| Exercise prompt |
Only lines holding the word "type" should be copied from the material.
------------------------
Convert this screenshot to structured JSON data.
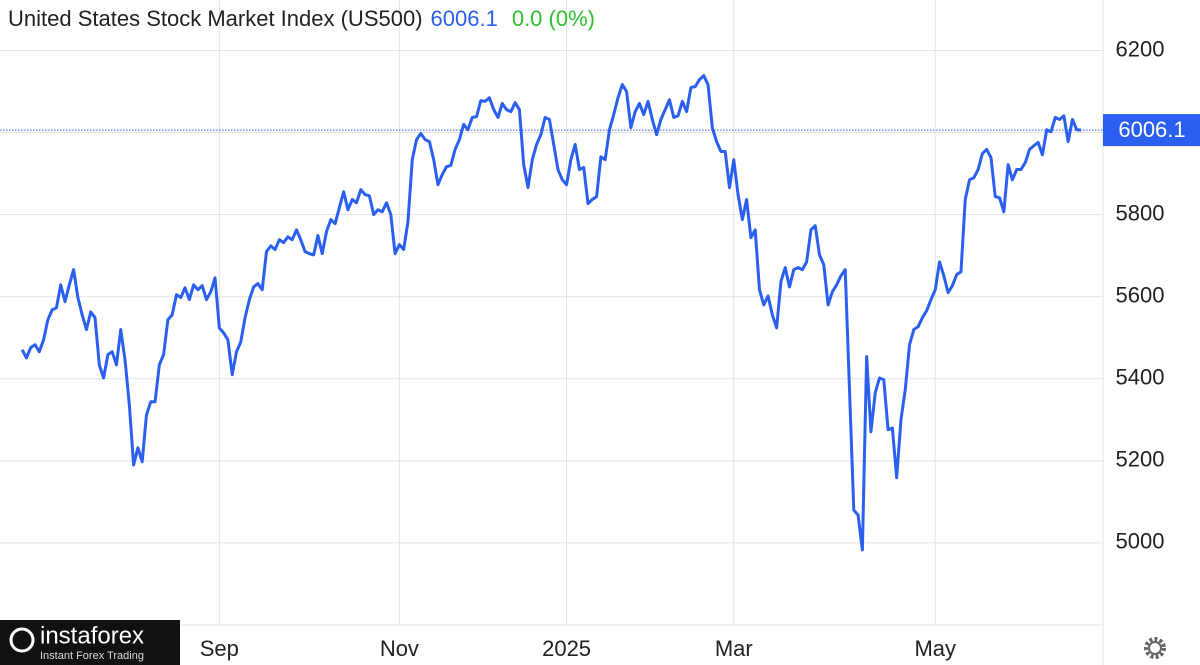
{
  "chart_data": {
    "type": "line",
    "title": "United States Stock Market Index (US500)",
    "current_value": 6006.1,
    "change_text": "0.0 (0%)",
    "series": [
      {
        "name": "US500",
        "color": "#2b5ff0",
        "values": [
          5471,
          5451,
          5476,
          5483,
          5466,
          5495,
          5544,
          5568,
          5573,
          5629,
          5588,
          5629,
          5666,
          5598,
          5556,
          5520,
          5563,
          5549,
          5434,
          5402,
          5459,
          5466,
          5434,
          5520,
          5446,
          5337,
          5190,
          5232,
          5198,
          5312,
          5344,
          5344,
          5434,
          5459,
          5544,
          5556,
          5605,
          5598,
          5622,
          5593,
          5629,
          5617,
          5627,
          5593,
          5612,
          5646,
          5524,
          5512,
          5495,
          5410,
          5466,
          5490,
          5549,
          5593,
          5624,
          5632,
          5617,
          5710,
          5724,
          5715,
          5739,
          5732,
          5746,
          5739,
          5763,
          5739,
          5710,
          5705,
          5702,
          5749,
          5705,
          5759,
          5788,
          5778,
          5817,
          5856,
          5812,
          5837,
          5829,
          5861,
          5849,
          5846,
          5800,
          5812,
          5807,
          5829,
          5800,
          5705,
          5727,
          5715,
          5783,
          5934,
          5983,
          5998,
          5983,
          5978,
          5934,
          5873,
          5898,
          5917,
          5920,
          5959,
          5983,
          6020,
          6007,
          6037,
          6039,
          6078,
          6076,
          6085,
          6056,
          6037,
          6071,
          6056,
          6051,
          6073,
          6056,
          5922,
          5866,
          5934,
          5971,
          5995,
          6037,
          6032,
          5971,
          5910,
          5885,
          5873,
          5934,
          5971,
          5910,
          5915,
          5827,
          5837,
          5844,
          5941,
          5934,
          6007,
          6044,
          6085,
          6117,
          6100,
          6012,
          6051,
          6071,
          6044,
          6076,
          6032,
          5995,
          6032,
          6056,
          6080,
          6037,
          6041,
          6076,
          6051,
          6110,
          6112,
          6129,
          6139,
          6117,
          6012,
          5978,
          5954,
          5954,
          5866,
          5934,
          5849,
          5788,
          5837,
          5744,
          5763,
          5617,
          5580,
          5602,
          5556,
          5524,
          5637,
          5671,
          5624,
          5666,
          5671,
          5666,
          5685,
          5763,
          5773,
          5702,
          5678,
          5580,
          5612,
          5629,
          5651,
          5666,
          5373,
          5080,
          5068,
          4983,
          5454,
          5271,
          5366,
          5402,
          5398,
          5276,
          5280,
          5159,
          5300,
          5373,
          5483,
          5520,
          5527,
          5549,
          5566,
          5593,
          5617,
          5685,
          5651,
          5610,
          5627,
          5654,
          5661,
          5837,
          5885,
          5890,
          5910,
          5949,
          5959,
          5939,
          5844,
          5841,
          5807,
          5922,
          5885,
          5910,
          5910,
          5927,
          5959,
          5968,
          5976,
          5946,
          6007,
          6002,
          6037,
          6032,
          6041,
          5978,
          6032,
          6007,
          6006.1
        ]
      }
    ],
    "xlim": [
      -4,
      247
    ],
    "xticks": [
      {
        "value": 46,
        "label": "Sep"
      },
      {
        "value": 88,
        "label": "Nov"
      },
      {
        "value": 127,
        "label": "2025"
      },
      {
        "value": 166,
        "label": "Mar"
      },
      {
        "value": 213,
        "label": "May"
      }
    ],
    "ylim": [
      4800,
      6300
    ],
    "yticks": [
      5000,
      5200,
      5400,
      5600,
      5800,
      6000,
      6200
    ],
    "grid": true
  },
  "logo": {
    "name": "instaforex",
    "tagline": "Instant Forex Trading"
  }
}
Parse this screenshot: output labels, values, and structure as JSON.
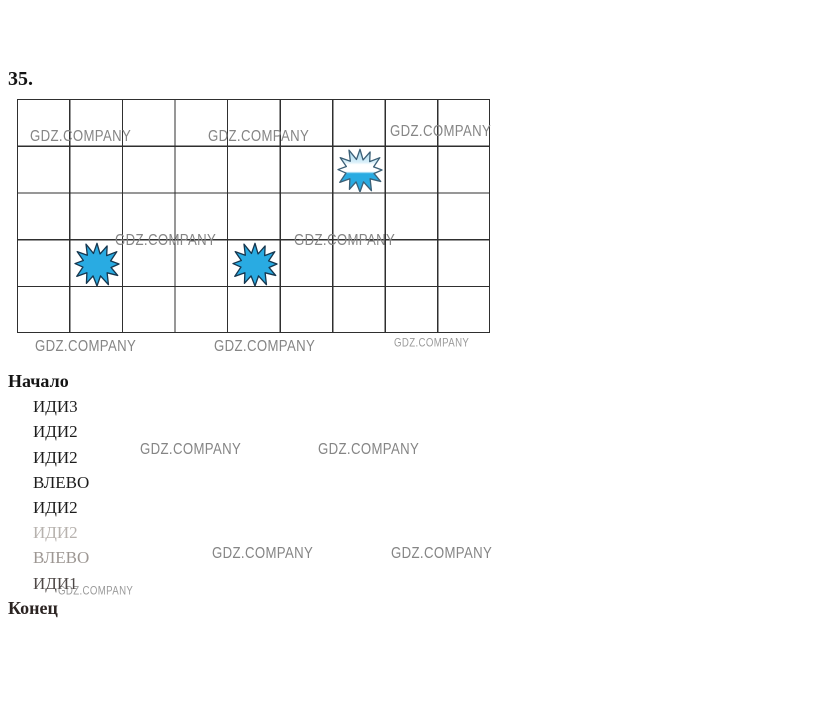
{
  "page": {
    "task_number": "35."
  },
  "watermark": {
    "text": "GDZ.COMPANY"
  },
  "colors": {
    "star_fill": "#29abe2",
    "star_outline": "#16374f",
    "grid_line": "#2f2f2f",
    "watermark_gray": "#858585"
  },
  "grid": {
    "columns": 9,
    "rows": 5,
    "stars": [
      {
        "row": 2,
        "col": 7,
        "variant": "partially-erased"
      },
      {
        "row": 4,
        "col": 2,
        "variant": "solid"
      },
      {
        "row": 4,
        "col": 5,
        "variant": "solid"
      }
    ]
  },
  "program": {
    "begin_label": "Начало",
    "commands": [
      "ИДИ3",
      "ИДИ2",
      "ИДИ2",
      "ВЛЕВО",
      "ИДИ2",
      "ИДИ2",
      "ВЛЕВО",
      "ИДИ1"
    ],
    "end_label": "Конец"
  }
}
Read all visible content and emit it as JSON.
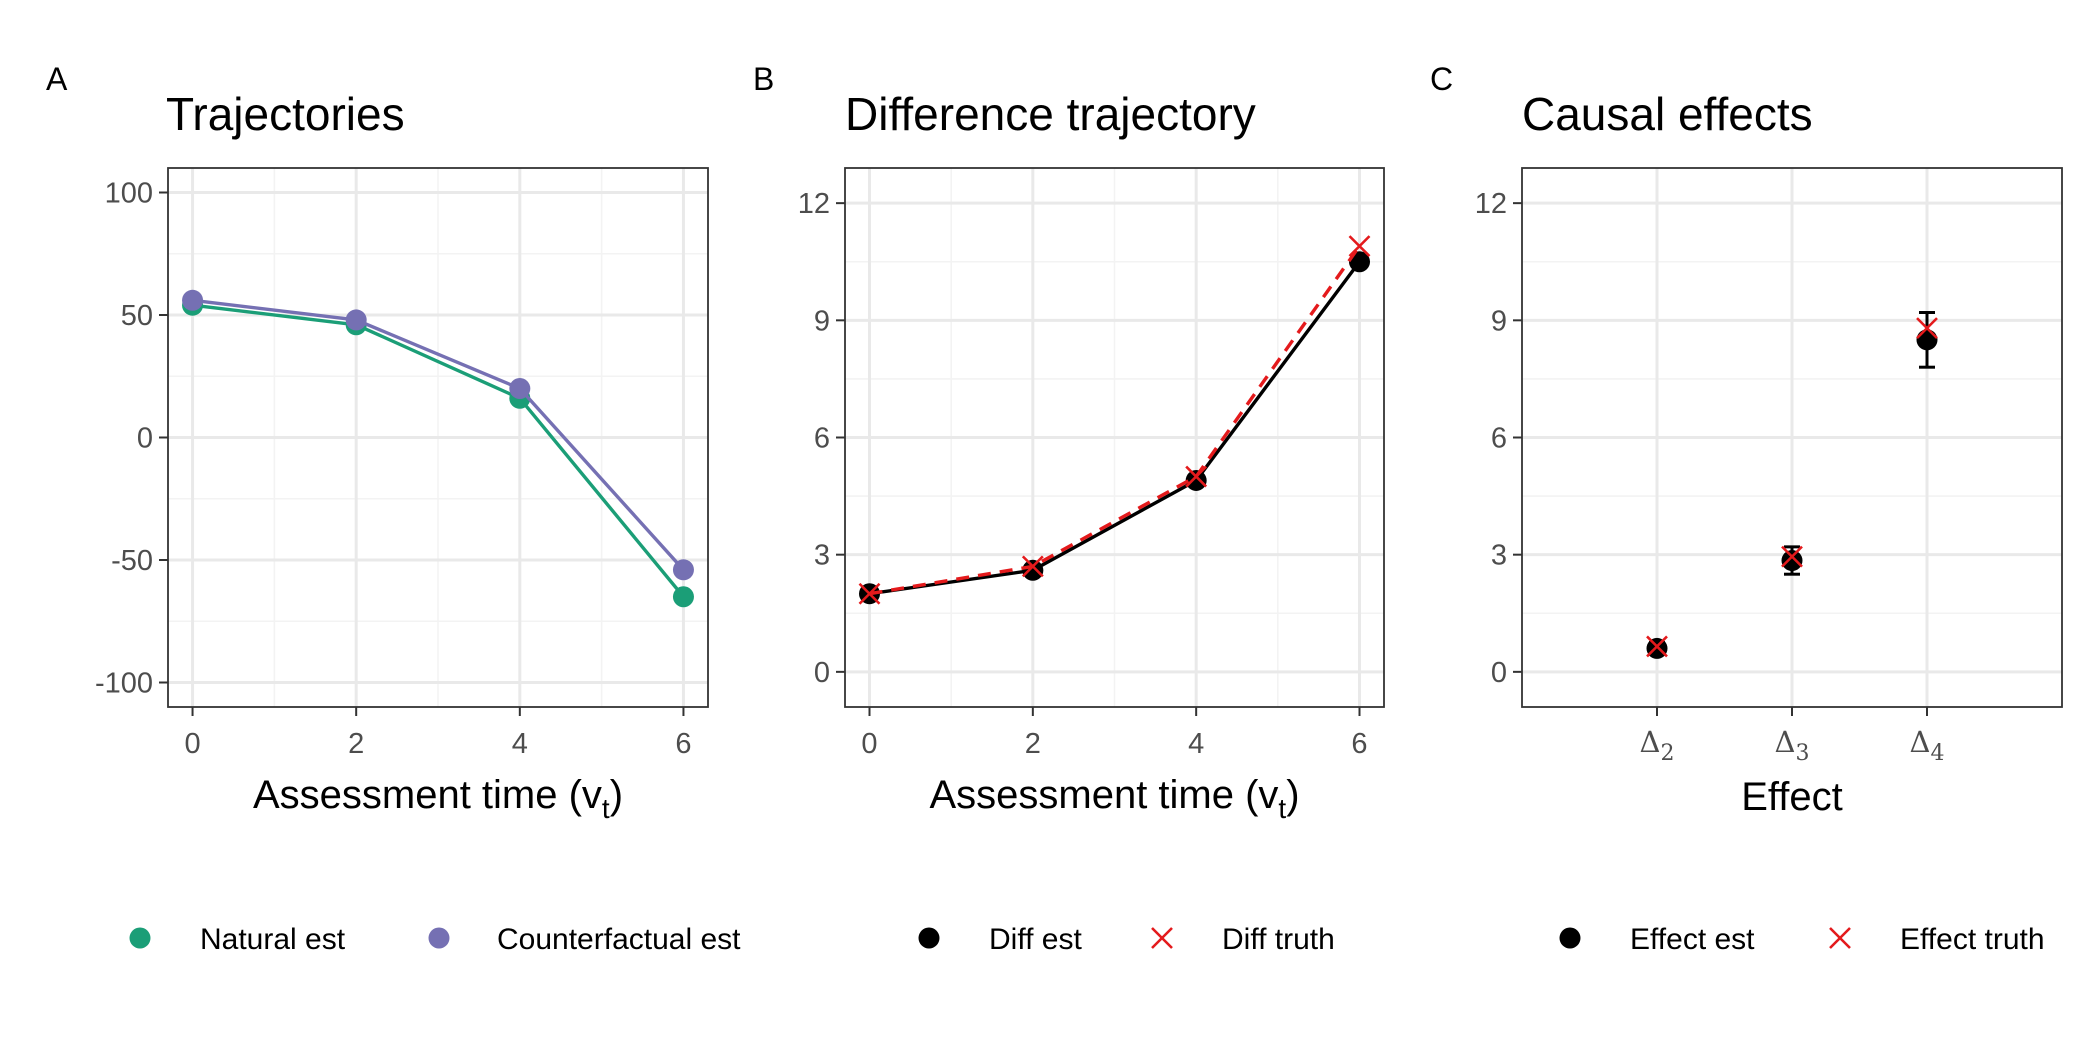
{
  "colors": {
    "natural": "#1b9e77",
    "counterfactual": "#7570b3",
    "estimate": "#000000",
    "truth": "#e41a1c"
  },
  "chart_data": [
    {
      "panel": "A",
      "type": "line",
      "title": "Trajectories",
      "xlabel": "Assessment time (v",
      "xlabel_sub": "t",
      "xlabel_suffix": ")",
      "ylabel": "",
      "xlim": [
        -0.3,
        6.3
      ],
      "ylim": [
        -110,
        110
      ],
      "xticks": [
        0,
        2,
        4,
        6
      ],
      "yticks": [
        -100,
        -50,
        0,
        50,
        100
      ],
      "ytick_labels": [
        "-100",
        "-50",
        "0",
        "50",
        "100"
      ],
      "x": [
        0,
        2,
        4,
        6
      ],
      "series": [
        {
          "name": "Natural est",
          "color_key": "natural",
          "values": [
            54,
            46,
            16,
            -65
          ],
          "marker": "point",
          "line": "solid"
        },
        {
          "name": "Counterfactual est",
          "color_key": "counterfactual",
          "values": [
            56,
            48,
            20,
            -54
          ],
          "marker": "point",
          "line": "solid"
        }
      ]
    },
    {
      "panel": "B",
      "type": "line",
      "title": "Difference trajectory",
      "xlabel": "Assessment time (v",
      "xlabel_sub": "t",
      "xlabel_suffix": ")",
      "ylabel": "",
      "xlim": [
        -0.3,
        6.3
      ],
      "ylim": [
        -0.9,
        12.9
      ],
      "xticks": [
        0,
        2,
        4,
        6
      ],
      "yticks": [
        0,
        3,
        6,
        9,
        12
      ],
      "ytick_labels": [
        "0",
        "3",
        "6",
        "9",
        "12"
      ],
      "x": [
        0,
        2,
        4,
        6
      ],
      "series": [
        {
          "name": "Diff est",
          "color_key": "estimate",
          "values": [
            2.0,
            2.6,
            4.9,
            10.5
          ],
          "marker": "point",
          "line": "solid"
        },
        {
          "name": "Diff truth",
          "color_key": "truth",
          "values": [
            2.0,
            2.7,
            5.0,
            10.9
          ],
          "marker": "cross",
          "line": "dashed"
        }
      ]
    },
    {
      "panel": "C",
      "type": "scatter",
      "title": "Causal effects",
      "xlabel": "Effect",
      "ylabel": "",
      "ylim": [
        -0.9,
        12.9
      ],
      "yticks": [
        0,
        3,
        6,
        9,
        12
      ],
      "ytick_labels": [
        "0",
        "3",
        "6",
        "9",
        "12"
      ],
      "categories": [
        {
          "base": "Δ",
          "sub": "2"
        },
        {
          "base": "Δ",
          "sub": "3"
        },
        {
          "base": "Δ",
          "sub": "4"
        }
      ],
      "series": [
        {
          "name": "Effect est",
          "color_key": "estimate",
          "values": [
            0.6,
            2.85,
            8.5
          ],
          "lower": [
            0.45,
            2.5,
            7.8
          ],
          "upper": [
            0.75,
            3.2,
            9.2
          ],
          "marker": "point"
        },
        {
          "name": "Effect truth",
          "color_key": "truth",
          "values": [
            0.65,
            2.95,
            8.8
          ],
          "marker": "cross"
        }
      ]
    }
  ],
  "legends": [
    {
      "items": [
        {
          "label": "Natural est",
          "color_key": "natural",
          "marker": "point"
        },
        {
          "label": "Counterfactual est",
          "color_key": "counterfactual",
          "marker": "point"
        }
      ]
    },
    {
      "items": [
        {
          "label": "Diff est",
          "color_key": "estimate",
          "marker": "point"
        },
        {
          "label": "Diff truth",
          "color_key": "truth",
          "marker": "cross"
        }
      ]
    },
    {
      "items": [
        {
          "label": "Effect est",
          "color_key": "estimate",
          "marker": "point"
        },
        {
          "label": "Effect truth",
          "color_key": "truth",
          "marker": "cross"
        }
      ]
    }
  ]
}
------------------------
| Written reply |
    "type": "line",
      "type": "line",
      "type": "line",
      "type": "scatter",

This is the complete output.